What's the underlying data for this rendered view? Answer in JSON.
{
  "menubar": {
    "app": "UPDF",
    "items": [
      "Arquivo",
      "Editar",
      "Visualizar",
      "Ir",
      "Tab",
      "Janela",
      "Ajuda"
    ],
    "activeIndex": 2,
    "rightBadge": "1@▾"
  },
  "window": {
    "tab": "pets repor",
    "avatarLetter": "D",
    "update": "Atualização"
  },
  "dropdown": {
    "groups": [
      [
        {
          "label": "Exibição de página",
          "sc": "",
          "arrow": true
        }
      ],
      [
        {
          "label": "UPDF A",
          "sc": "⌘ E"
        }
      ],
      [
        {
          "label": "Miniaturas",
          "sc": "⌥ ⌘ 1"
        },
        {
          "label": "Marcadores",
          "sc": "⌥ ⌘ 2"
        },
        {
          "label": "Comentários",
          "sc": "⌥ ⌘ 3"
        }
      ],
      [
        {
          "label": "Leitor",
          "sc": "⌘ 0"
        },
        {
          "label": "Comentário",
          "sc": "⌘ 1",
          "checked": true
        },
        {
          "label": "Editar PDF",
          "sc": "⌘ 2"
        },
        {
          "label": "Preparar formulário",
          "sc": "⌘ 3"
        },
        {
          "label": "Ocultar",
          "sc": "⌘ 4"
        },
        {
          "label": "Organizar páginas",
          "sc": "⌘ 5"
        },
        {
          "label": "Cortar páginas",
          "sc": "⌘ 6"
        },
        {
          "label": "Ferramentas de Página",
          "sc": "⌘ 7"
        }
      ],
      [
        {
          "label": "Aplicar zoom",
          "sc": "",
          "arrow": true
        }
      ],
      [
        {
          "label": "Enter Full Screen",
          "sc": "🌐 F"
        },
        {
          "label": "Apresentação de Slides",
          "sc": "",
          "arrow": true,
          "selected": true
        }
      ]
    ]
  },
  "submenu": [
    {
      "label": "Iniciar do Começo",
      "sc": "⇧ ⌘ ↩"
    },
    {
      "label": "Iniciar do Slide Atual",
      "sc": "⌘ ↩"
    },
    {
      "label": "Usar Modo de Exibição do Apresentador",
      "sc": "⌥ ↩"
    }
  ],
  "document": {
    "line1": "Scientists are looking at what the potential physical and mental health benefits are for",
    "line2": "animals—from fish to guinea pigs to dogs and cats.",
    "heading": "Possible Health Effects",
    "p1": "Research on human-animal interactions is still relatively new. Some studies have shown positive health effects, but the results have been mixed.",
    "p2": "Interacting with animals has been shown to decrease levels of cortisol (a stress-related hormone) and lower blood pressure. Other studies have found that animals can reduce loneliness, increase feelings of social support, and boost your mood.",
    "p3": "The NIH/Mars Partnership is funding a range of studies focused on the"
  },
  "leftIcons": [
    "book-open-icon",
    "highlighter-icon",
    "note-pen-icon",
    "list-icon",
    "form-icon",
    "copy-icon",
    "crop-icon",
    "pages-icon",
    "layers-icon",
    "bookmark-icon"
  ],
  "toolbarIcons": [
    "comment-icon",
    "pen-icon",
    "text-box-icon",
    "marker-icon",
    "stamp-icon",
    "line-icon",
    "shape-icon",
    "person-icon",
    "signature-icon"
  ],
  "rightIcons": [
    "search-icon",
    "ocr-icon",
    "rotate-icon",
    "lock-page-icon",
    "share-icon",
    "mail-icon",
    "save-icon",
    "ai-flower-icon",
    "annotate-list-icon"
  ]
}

=-=-=

Write out the listing once more, matching it exactly.

### Answer to this task
What's the underlying data for this rendered view? Answer in JSON.
{
  "menubar": {
    "app": "UPDF",
    "items": [
      "Arquivo",
      "Editar",
      "Visualizar",
      "Ir",
      "Tab",
      "Janela",
      "Ajuda"
    ],
    "activeIndex": 2,
    "rightBadge": "1@▾"
  },
  "window": {
    "tab": "pets repor",
    "avatarLetter": "D",
    "update": "Atualização"
  },
  "dropdown": {
    "groups": [
      [
        {
          "label": "Exibição de página",
          "sc": "",
          "arrow": true
        }
      ],
      [
        {
          "label": "UPDF A",
          "sc": "⌘ E"
        }
      ],
      [
        {
          "label": "Miniaturas",
          "sc": "⌥ ⌘ 1"
        },
        {
          "label": "Marcadores",
          "sc": "⌥ ⌘ 2"
        },
        {
          "label": "Comentários",
          "sc": "⌥ ⌘ 3"
        }
      ],
      [
        {
          "label": "Leitor",
          "sc": "⌘ 0"
        },
        {
          "label": "Comentário",
          "sc": "⌘ 1",
          "checked": true
        },
        {
          "label": "Editar PDF",
          "sc": "⌘ 2"
        },
        {
          "label": "Preparar formulário",
          "sc": "⌘ 3"
        },
        {
          "label": "Ocultar",
          "sc": "⌘ 4"
        },
        {
          "label": "Organizar páginas",
          "sc": "⌘ 5"
        },
        {
          "label": "Cortar páginas",
          "sc": "⌘ 6"
        },
        {
          "label": "Ferramentas de Página",
          "sc": "⌘ 7"
        }
      ],
      [
        {
          "label": "Aplicar zoom",
          "sc": "",
          "arrow": true
        }
      ],
      [
        {
          "label": "Enter Full Screen",
          "sc": "🌐 F"
        },
        {
          "label": "Apresentação de Slides",
          "sc": "",
          "arrow": true,
          "selected": true
        }
      ]
    ]
  },
  "submenu": [
    {
      "label": "Iniciar do Começo",
      "sc": "⇧ ⌘ ↩"
    },
    {
      "label": "Iniciar do Slide Atual",
      "sc": "⌘ ↩"
    },
    {
      "label": "Usar Modo de Exibição do Apresentador",
      "sc": "⌥ ↩"
    }
  ],
  "document": {
    "line1": "Scientists are looking at what the potential physical and mental health benefits are for",
    "line2": "animals—from fish to guinea pigs to dogs and cats.",
    "heading": "Possible Health Effects",
    "p1": "Research on human-animal interactions is still relatively new. Some studies have shown positive health effects, but the results have been mixed.",
    "p2": "Interacting with animals has been shown to decrease levels of cortisol (a stress-related hormone) and lower blood pressure. Other studies have found that animals can reduce loneliness, increase feelings of social support, and boost your mood.",
    "p3": "The NIH/Mars Partnership is funding a range of studies focused on the"
  },
  "leftIcons": [
    "book-open-icon",
    "highlighter-icon",
    "note-pen-icon",
    "list-icon",
    "form-icon",
    "copy-icon",
    "crop-icon",
    "pages-icon",
    "layers-icon",
    "bookmark-icon"
  ],
  "toolbarIcons": [
    "comment-icon",
    "pen-icon",
    "text-box-icon",
    "marker-icon",
    "stamp-icon",
    "line-icon",
    "shape-icon",
    "person-icon",
    "signature-icon"
  ],
  "rightIcons": [
    "search-icon",
    "ocr-icon",
    "rotate-icon",
    "lock-page-icon",
    "share-icon",
    "mail-icon",
    "save-icon",
    "ai-flower-icon",
    "annotate-list-icon"
  ]
}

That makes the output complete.